● **PROVIDED RECORDS**
Begin

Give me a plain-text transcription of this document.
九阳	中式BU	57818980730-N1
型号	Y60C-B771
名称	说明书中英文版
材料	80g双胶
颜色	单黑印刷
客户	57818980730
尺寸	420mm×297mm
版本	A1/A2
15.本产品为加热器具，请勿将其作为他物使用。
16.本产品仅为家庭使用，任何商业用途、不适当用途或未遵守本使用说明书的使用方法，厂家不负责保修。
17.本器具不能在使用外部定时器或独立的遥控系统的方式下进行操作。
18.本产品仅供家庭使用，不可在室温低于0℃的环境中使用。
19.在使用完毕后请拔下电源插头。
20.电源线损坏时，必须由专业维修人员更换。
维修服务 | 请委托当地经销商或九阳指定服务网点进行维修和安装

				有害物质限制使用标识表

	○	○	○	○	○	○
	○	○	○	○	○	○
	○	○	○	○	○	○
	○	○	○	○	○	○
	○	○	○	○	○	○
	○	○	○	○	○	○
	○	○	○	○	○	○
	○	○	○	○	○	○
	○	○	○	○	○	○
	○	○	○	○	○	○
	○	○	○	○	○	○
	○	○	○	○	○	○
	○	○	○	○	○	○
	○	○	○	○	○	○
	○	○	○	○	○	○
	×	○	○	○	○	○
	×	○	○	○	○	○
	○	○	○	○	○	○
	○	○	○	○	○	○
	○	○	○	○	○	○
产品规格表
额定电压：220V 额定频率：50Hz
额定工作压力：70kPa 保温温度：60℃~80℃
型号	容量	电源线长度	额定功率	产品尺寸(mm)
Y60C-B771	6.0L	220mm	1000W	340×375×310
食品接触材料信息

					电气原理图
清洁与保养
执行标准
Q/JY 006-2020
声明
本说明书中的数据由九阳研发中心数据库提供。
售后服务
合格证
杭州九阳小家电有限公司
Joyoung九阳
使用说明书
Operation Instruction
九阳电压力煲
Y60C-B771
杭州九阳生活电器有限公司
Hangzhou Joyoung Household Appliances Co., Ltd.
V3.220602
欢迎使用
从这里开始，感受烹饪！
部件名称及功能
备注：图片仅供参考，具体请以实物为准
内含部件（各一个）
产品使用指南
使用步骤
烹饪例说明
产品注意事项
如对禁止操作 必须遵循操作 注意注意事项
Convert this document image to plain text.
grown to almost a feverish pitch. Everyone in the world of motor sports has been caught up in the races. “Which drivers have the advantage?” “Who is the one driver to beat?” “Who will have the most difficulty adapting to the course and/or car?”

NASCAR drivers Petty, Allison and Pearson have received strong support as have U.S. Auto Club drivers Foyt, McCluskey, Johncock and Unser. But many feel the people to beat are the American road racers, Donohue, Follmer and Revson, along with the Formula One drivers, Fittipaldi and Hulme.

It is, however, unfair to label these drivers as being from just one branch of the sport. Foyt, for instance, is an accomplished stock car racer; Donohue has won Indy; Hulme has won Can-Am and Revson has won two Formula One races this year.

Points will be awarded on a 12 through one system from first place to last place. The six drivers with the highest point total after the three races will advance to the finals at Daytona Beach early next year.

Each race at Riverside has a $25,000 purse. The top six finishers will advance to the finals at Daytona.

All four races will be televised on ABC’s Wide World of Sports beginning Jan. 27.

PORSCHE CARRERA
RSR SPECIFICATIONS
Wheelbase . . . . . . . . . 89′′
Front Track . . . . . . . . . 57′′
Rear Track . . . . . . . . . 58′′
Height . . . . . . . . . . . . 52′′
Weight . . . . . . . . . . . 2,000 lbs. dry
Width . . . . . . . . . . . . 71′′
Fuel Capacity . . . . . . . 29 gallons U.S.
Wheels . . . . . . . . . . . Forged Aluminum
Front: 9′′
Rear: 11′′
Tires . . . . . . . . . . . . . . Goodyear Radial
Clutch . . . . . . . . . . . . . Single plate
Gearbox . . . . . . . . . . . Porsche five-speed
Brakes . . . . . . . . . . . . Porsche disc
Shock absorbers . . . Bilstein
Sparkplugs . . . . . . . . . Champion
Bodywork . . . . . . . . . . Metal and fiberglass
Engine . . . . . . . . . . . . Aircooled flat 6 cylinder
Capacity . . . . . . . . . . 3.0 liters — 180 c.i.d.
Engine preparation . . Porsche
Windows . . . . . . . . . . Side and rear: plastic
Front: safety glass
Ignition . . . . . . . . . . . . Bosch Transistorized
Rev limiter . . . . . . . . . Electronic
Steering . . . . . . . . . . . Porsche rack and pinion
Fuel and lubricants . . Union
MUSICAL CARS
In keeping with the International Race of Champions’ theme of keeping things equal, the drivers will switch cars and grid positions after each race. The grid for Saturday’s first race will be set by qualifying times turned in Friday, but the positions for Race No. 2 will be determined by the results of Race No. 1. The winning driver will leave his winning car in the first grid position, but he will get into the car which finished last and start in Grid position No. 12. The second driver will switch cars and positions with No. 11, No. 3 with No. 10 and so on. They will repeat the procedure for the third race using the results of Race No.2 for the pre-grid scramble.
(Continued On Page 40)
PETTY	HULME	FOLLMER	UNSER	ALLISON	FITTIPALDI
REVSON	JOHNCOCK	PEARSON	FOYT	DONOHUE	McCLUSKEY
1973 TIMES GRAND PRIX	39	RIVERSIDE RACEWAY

End

● **REQUIREMENT**
Every entry should be printed again exactly as it stands.

● **EXPECTED OUTPUT**
Give me a plain-text transcription of this document.
九阳	中式BU	57818980730-N1
型号	Y60C-B771
名称	说明书中英文版
材料	80g双胶
颜色	单黑印刷
客户	57818980730
尺寸	420mm×297mm
版本	A1/A2
15.本产品为加热器具，请勿将其作为他物使用。
16.本产品仅为家庭使用，任何商业用途、不适当用途或未遵守本使用说明书的使用方法，厂家不负责保修。
17.本器具不能在使用外部定时器或独立的遥控系统的方式下进行操作。
18.本产品仅供家庭使用，不可在室温低于0℃的环境中使用。
19.在使用完毕后请拔下电源插头。
20.电源线损坏时，必须由专业维修人员更换。
维修服务 | 请委托当地经销商或九阳指定服务网点进行维修和安装

				有害物质限制使用标识表

	○	○	○	○	○	○
	○	○	○	○	○	○
	○	○	○	○	○	○
	○	○	○	○	○	○
	○	○	○	○	○	○
	○	○	○	○	○	○
	○	○	○	○	○	○
	○	○	○	○	○	○
	○	○	○	○	○	○
	○	○	○	○	○	○
	○	○	○	○	○	○
	○	○	○	○	○	○
	○	○	○	○	○	○
	○	○	○	○	○	○
	○	○	○	○	○	○
	×	○	○	○	○	○
	×	○	○	○	○	○
	○	○	○	○	○	○
	○	○	○	○	○	○
	○	○	○	○	○	○
产品规格表
额定电压：220V 额定频率：50Hz
额定工作压力：70kPa 保温温度：60℃~80℃
型号	容量	电源线长度	额定功率	产品尺寸(mm)
Y60C-B771	6.0L	220mm	1000W	340×375×310
食品接触材料信息

					电气原理图
清洁与保养
执行标准
Q/JY 006-2020
声明
本说明书中的数据由九阳研发中心数据库提供。
售后服务
合格证
杭州九阳小家电有限公司
Joyoung九阳
使用说明书
Operation Instruction
九阳电压力煲
Y60C-B771
杭州九阳生活电器有限公司
Hangzhou Joyoung Household Appliances Co., Ltd.
V3.220602
欢迎使用
从这里开始，感受烹饪！
部件名称及功能
备注：图片仅供参考，具体请以实物为准
内含部件（各一个）
产品使用指南
使用步骤
烹饪例说明
产品注意事项
如对禁止操作 必须遵循操作 注意注意事项
Convert this document image to plain text.
grown to almost a feverish pitch. Everyone in the world of motor sports has been caught up in the races. “Which drivers have the advantage?” “Who is the one driver to beat?” “Who will have the most difficulty adapting to the course and/or car?”

NASCAR drivers Petty, Allison and Pearson have received strong support as have U.S. Auto Club drivers Foyt, McCluskey, Johncock and Unser. But many feel the people to beat are the American road racers, Donohue, Follmer and Revson, along with the Formula One drivers, Fittipaldi and Hulme.

It is, however, unfair to label these drivers as being from just one branch of the sport. Foyt, for instance, is an accomplished stock car racer; Donohue has won Indy; Hulme has won Can-Am and Revson has won two Formula One races this year.

Points will be awarded on a 12 through one system from first place to last place. The six drivers with the highest point total after the three races will advance to the finals at Daytona Beach early next year.

Each race at Riverside has a $25,000 purse. The top six finishers will advance to the finals at Daytona.

All four races will be televised on ABC’s Wide World of Sports beginning Jan. 27.

PORSCHE CARRERA
RSR SPECIFICATIONS
Wheelbase . . . . . . . . . 89′′
Front Track . . . . . . . . . 57′′
Rear Track . . . . . . . . . 58′′
Height . . . . . . . . . . . . 52′′
Weight . . . . . . . . . . . 2,000 lbs. dry
Width . . . . . . . . . . . . 71′′
Fuel Capacity . . . . . . . 29 gallons U.S.
Wheels . . . . . . . . . . . Forged Aluminum
Front: 9′′
Rear: 11′′
Tires . . . . . . . . . . . . . . Goodyear Radial
Clutch . . . . . . . . . . . . . Single plate
Gearbox . . . . . . . . . . . Porsche five-speed
Brakes . . . . . . . . . . . . Porsche disc
Shock absorbers . . . Bilstein
Sparkplugs . . . . . . . . . Champion
Bodywork . . . . . . . . . . Metal and fiberglass
Engine . . . . . . . . . . . . Aircooled flat 6 cylinder
Capacity . . . . . . . . . . 3.0 liters — 180 c.i.d.
Engine preparation . . Porsche
Windows . . . . . . . . . . Side and rear: plastic
Front: safety glass
Ignition . . . . . . . . . . . . Bosch Transistorized
Rev limiter . . . . . . . . . Electronic
Steering . . . . . . . . . . . Porsche rack and pinion
Fuel and lubricants . . Union
MUSICAL CARS
In keeping with the International Race of Champions’ theme of keeping things equal, the drivers will switch cars and grid positions after each race. The grid for Saturday’s first race will be set by qualifying times turned in Friday, but the positions for Race No. 2 will be determined by the results of Race No. 1. The winning driver will leave his winning car in the first grid position, but he will get into the car which finished last and start in Grid position No. 12. The second driver will switch cars and positions with No. 11, No. 3 with No. 10 and so on. They will repeat the procedure for the third race using the results of Race No.2 for the pre-grid scramble.
(Continued On Page 40)
PETTY	HULME	FOLLMER	UNSER	ALLISON	FITTIPALDI
REVSON	JOHNCOCK	PEARSON	FOYT	DONOHUE	McCLUSKEY
1973 TIMES GRAND PRIX	39	RIVERSIDE RACEWAY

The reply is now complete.